Artigo

Noticiou
o Público, em título de primeira
página, que o Presidente da República (PR), Marcelo Rebelo de Sousa,
desclassificou os documentos que faltavam sobre a guerra colonial. Porém, lido
o conteúdo do texto noticioso, verifica-se algo diferente e que estávamos sob
um equívoco político e, sobretudo, de termos.
O
equívoco político, do meu ponto de vista, residia no facto de a Assembleia da
República (AR) ter discutido e rejeitado, a 23 de janeiro deste ano, um projeto
de Resolução do Bloco de Esquerda (BE), que recomendava a desclassificação de
todos os documentos militares até 1975, em particular os respeitantes à guerra
colonial.
Afinal,
a desclassificação já estava feita, quando alguns defendiam que só a Armada
ainda tinha alguns (poucos) documentos por desclassificar e outros se insurgiam
contra a classificação de documentos considerados essenciais para o
enquadramento da Historia política de Portugal.
Por
outro lado e como decorre do exposto, bem como da fresca notícia do Público, o PR não acabou, agora, de
desclassificar documentos, apenas declarou que “boa parte da documentação” relacionada com o período da guerra colonial
“já está acessível ao público ou veio a ficar acessível nos últimos anos”,
vincando que recebe, periodicamente, pedidos de investigadores para a
consultar. “Eu verifico se realmente está preenchido o prazo [a
partir do qual é permita a consulta] e normalmente autorizo o acesso aos
documentos”, explicou, esclarecendo que isso ocorre com “todas as
administrações da guerra colonial ou guerra ultramarina”, que terminou há 49
anos.
Como refere
o mesmo jornal Público, segundo fonte oficial da
Presidência da República, os documentos foram desclassificados em junho de
2019, inclusive as atas do Conselho Superior de Defesa (CSD) do período
compreendido entre abril de 1968 e fevereiro de 1974.

Desafio
Prossiga o artigo sobre a desclassificação dos documentos da guerra colonial a partir da última frase apresentada.

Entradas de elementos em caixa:
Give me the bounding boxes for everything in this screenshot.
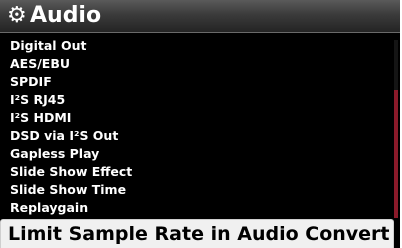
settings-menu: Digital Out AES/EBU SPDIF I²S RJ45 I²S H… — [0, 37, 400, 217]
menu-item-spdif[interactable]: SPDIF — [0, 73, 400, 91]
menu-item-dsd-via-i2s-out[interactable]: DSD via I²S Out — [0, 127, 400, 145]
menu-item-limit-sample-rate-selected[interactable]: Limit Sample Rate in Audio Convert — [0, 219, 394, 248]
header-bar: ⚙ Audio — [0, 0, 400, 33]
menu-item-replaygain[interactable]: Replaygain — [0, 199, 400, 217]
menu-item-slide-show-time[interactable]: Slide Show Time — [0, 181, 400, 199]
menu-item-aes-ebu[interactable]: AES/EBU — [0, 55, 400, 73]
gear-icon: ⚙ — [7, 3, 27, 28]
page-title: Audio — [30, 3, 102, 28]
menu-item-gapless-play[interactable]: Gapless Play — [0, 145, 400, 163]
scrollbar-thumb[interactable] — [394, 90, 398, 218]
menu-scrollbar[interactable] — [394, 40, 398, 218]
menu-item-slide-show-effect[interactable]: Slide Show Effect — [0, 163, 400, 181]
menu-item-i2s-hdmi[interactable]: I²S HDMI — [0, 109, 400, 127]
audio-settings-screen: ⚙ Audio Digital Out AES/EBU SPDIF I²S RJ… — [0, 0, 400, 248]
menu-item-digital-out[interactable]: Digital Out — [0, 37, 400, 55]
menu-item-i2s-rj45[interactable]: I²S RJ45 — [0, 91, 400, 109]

Resposta escrita
Terá
a obsessão pela transparência ou pela separação de poderes levado a AR a um
debate inútil, por extemporâneo, por parte dos deputados?
Há,
pois, diferença entre desclassificar e facultar o acesso à investigação. O que
sucede, agora, é que os documentos estão digitalizados e o acesso a eles é mais
fácil.
O PR falava
no Funchal, onde participou no encerramento do Congresso dos Juízes Portugueses
e na inauguração da delegação da Madeira da SEDES – Associação para o
Desenvolvimento Económico e Social, e reagiu à notícia de que a Presidência da
República desclassificara os documentos que faltavam sobre a guerra colonial,
nomeadamente as Atas do Conselho Superior de Defesa do período marcelista
(1968-74), esclarecendo o que, efetivamente, está em causa.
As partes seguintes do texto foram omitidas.